_Directions for this task:_ Word for word, give the material below again, minus any images.

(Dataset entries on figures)
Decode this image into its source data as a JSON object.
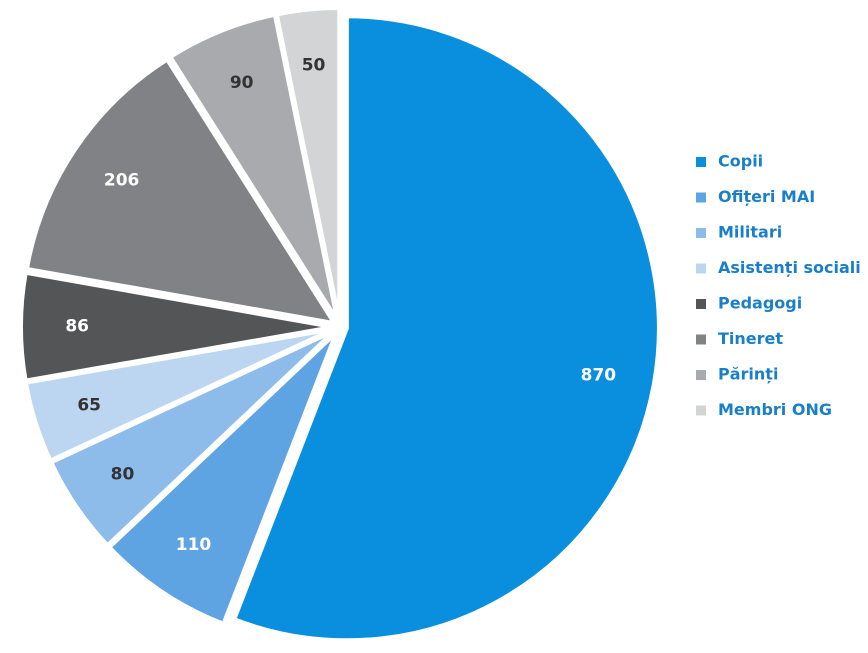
{
  "chart_data": {
    "type": "pie",
    "categories": [
      "Copii",
      "Ofițeri MAI",
      "Militari",
      "Asistenți sociali",
      "Pedagogi",
      "Tineret",
      "Părinți",
      "Membri ONG"
    ],
    "values": [
      870,
      110,
      80,
      65,
      86,
      206,
      90,
      50
    ],
    "colors": [
      "#0a8fde",
      "#5ea3e2",
      "#8dbcea",
      "#bcd6f2",
      "#545557",
      "#818285",
      "#a9aaad",
      "#d3d4d6"
    ],
    "legend": "right"
  }
}
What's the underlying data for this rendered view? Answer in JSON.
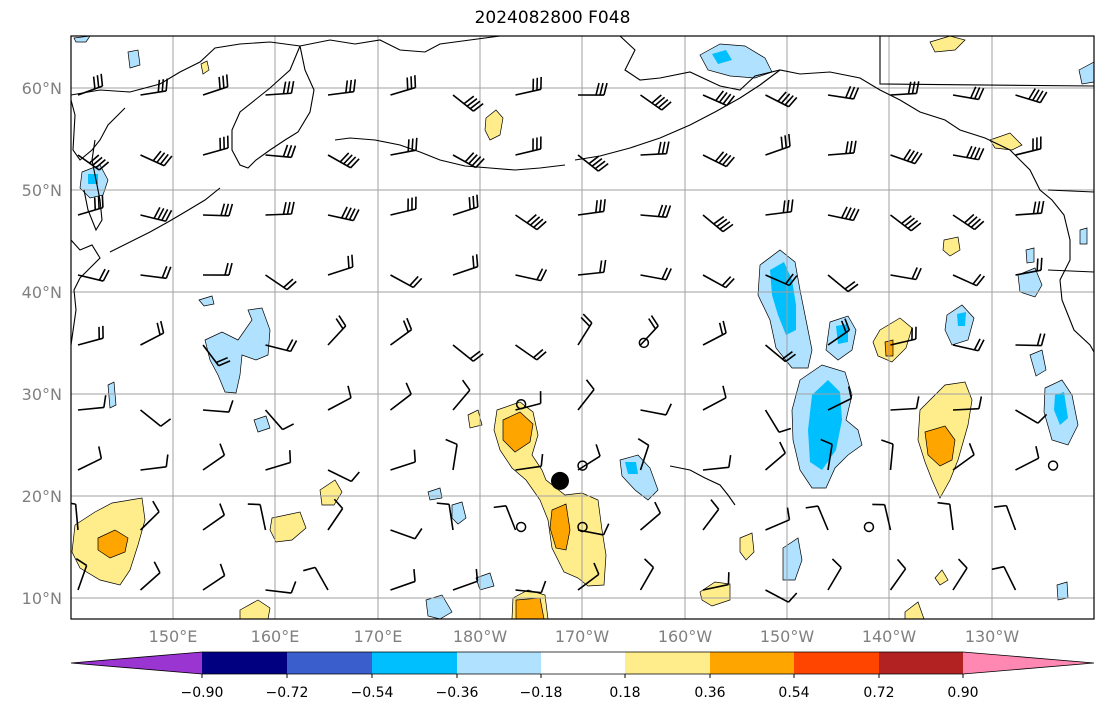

_Written solution:_
Decode this image into its source data as a JSON object.
{
  "chart_data": {
    "type": "pie",
    "categories": [
      "Copii",
      "Ofițeri MAI",
      "Militari",
      "Asistenți sociali",
      "Pedagogi",
      "Tineret",
      "Părinți",
      "Membri ONG"
    ],
    "values": [
      870,
      110,
      80,
      65,
      86,
      206,
      90,
      50
    ],
    "colors": [
      "#0a8fde",
      "#5ea3e2",
      "#8dbcea",
      "#bcd6f2",
      "#545557",
      "#818285",
      "#a9aaad",
      "#d3d4d6"
    ],
    "legend": "right"
  }
}
What's the underlying data for this rendered view? Answer in JSON.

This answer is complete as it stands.